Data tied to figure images
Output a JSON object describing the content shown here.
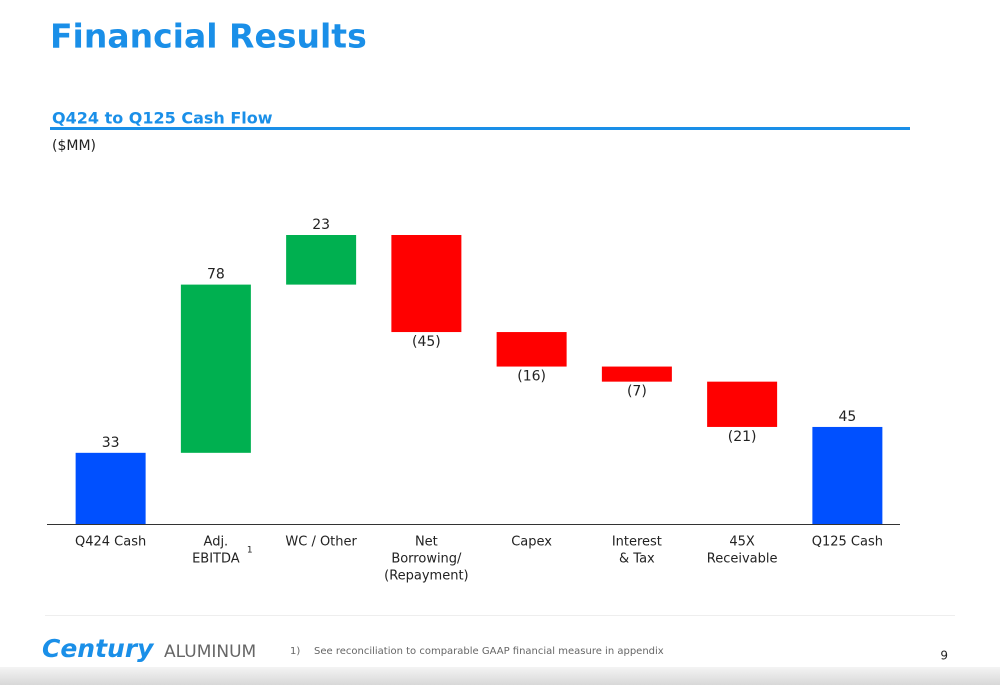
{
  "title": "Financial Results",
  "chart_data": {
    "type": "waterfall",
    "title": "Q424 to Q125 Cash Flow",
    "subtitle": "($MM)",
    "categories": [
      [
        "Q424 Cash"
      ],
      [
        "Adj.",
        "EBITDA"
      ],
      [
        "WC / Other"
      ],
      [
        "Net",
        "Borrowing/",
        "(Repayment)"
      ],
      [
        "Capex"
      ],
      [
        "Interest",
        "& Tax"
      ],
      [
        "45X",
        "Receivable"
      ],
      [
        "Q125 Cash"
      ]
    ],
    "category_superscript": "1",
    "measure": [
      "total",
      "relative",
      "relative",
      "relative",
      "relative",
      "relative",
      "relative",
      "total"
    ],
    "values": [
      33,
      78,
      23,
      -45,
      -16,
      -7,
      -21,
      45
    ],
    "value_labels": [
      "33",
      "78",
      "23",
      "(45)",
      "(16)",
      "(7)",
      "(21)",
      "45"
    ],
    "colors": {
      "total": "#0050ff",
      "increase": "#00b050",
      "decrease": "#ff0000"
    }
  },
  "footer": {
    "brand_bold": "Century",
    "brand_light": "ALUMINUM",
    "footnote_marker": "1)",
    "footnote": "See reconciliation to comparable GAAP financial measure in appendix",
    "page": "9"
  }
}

### WHAT IS REQUIRED
Find the word "measure" in the entries above and gather every line that holds it.

### TASK OUTPUT
    "measure": [
    "footnote": "See reconciliation to comparable GAAP financial measure in appendix",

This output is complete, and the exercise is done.